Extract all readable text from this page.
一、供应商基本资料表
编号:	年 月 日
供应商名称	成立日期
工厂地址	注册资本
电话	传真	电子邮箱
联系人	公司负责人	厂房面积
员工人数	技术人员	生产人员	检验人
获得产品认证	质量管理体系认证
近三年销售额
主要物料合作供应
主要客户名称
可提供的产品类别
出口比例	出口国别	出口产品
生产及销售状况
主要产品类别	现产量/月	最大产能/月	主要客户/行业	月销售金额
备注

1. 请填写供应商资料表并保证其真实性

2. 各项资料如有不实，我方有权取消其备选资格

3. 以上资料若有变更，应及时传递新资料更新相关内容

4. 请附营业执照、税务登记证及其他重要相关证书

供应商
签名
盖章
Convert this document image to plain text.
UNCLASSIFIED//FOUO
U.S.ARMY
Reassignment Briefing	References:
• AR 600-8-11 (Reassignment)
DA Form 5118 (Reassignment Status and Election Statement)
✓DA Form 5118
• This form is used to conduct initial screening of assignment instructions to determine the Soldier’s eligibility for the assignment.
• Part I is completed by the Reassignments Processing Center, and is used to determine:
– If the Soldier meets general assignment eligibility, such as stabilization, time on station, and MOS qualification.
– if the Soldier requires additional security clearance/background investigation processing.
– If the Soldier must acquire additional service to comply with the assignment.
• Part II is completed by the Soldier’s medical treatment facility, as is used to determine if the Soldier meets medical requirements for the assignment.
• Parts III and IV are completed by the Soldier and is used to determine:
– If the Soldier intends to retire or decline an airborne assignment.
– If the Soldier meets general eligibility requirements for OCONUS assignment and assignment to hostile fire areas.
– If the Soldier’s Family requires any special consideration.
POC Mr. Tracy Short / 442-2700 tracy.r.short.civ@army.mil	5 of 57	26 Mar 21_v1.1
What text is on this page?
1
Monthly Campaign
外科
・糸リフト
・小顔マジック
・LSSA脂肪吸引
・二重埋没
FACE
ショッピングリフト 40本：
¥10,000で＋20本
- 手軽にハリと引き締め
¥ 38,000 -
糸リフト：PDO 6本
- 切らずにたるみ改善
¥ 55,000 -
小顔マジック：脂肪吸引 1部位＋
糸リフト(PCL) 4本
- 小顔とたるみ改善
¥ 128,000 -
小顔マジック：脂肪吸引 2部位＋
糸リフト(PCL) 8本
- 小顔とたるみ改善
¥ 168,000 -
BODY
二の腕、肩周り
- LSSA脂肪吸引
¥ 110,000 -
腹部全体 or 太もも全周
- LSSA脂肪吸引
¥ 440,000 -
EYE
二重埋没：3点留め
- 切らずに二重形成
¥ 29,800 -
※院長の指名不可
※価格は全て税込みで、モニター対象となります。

What the exercise asks: Output the entries verbatim.

Full solution:
Extract all readable text from this page.
一、供应商基本资料表
编号:	年 月 日
供应商名称	成立日期
工厂地址	注册资本
电话	传真	电子邮箱
联系人	公司负责人	厂房面积
员工人数	技术人员	生产人员	检验人
获得产品认证	质量管理体系认证
近三年销售额
主要物料合作供应
主要客户名称
可提供的产品类别
出口比例	出口国别	出口产品
生产及销售状况
主要产品类别	现产量/月	最大产能/月	主要客户/行业	月销售金额
备注

1. 请填写供应商资料表并保证其真实性

2. 各项资料如有不实，我方有权取消其备选资格

3. 以上资料若有变更，应及时传递新资料更新相关内容

4. 请附营业执照、税务登记证及其他重要相关证书

供应商
签名
盖章
Convert this document image to plain text.
UNCLASSIFIED//FOUO
U.S.ARMY
Reassignment Briefing	References:
• AR 600-8-11 (Reassignment)
DA Form 5118 (Reassignment Status and Election Statement)
✓DA Form 5118
• This form is used to conduct initial screening of assignment instructions to determine the Soldier’s eligibility for the assignment.
• Part I is completed by the Reassignments Processing Center, and is used to determine:
– If the Soldier meets general assignment eligibility, such as stabilization, time on station, and MOS qualification.
– if the Soldier requires additional security clearance/background investigation processing.
– If the Soldier must acquire additional service to comply with the assignment.
• Part II is completed by the Soldier’s medical treatment facility, as is used to determine if the Soldier meets medical requirements for the assignment.
• Parts III and IV are completed by the Soldier and is used to determine:
– If the Soldier intends to retire or decline an airborne assignment.
– If the Soldier meets general eligibility requirements for OCONUS assignment and assignment to hostile fire areas.
– If the Soldier’s Family requires any special consideration.
POC Mr. Tracy Short / 442-2700 tracy.r.short.civ@army.mil	5 of 57	26 Mar 21_v1.1
What text is on this page?
1
Monthly Campaign
外科
・糸リフト
・小顔マジック
・LSSA脂肪吸引
・二重埋没
FACE
ショッピングリフト 40本：
¥10,000で＋20本
- 手軽にハリと引き締め
¥ 38,000 -
糸リフト：PDO 6本
- 切らずにたるみ改善
¥ 55,000 -
小顔マジック：脂肪吸引 1部位＋
糸リフト(PCL) 4本
- 小顔とたるみ改善
¥ 128,000 -
小顔マジック：脂肪吸引 2部位＋
糸リフト(PCL) 8本
- 小顔とたるみ改善
¥ 168,000 -
BODY
二の腕、肩周り
- LSSA脂肪吸引
¥ 110,000 -
腹部全体 or 太もも全周
- LSSA脂肪吸引
¥ 440,000 -
EYE
二重埋没：3点留め
- 切らずに二重形成
¥ 29,800 -
※院長の指名不可
※価格は全て税込みで、モニター対象となります。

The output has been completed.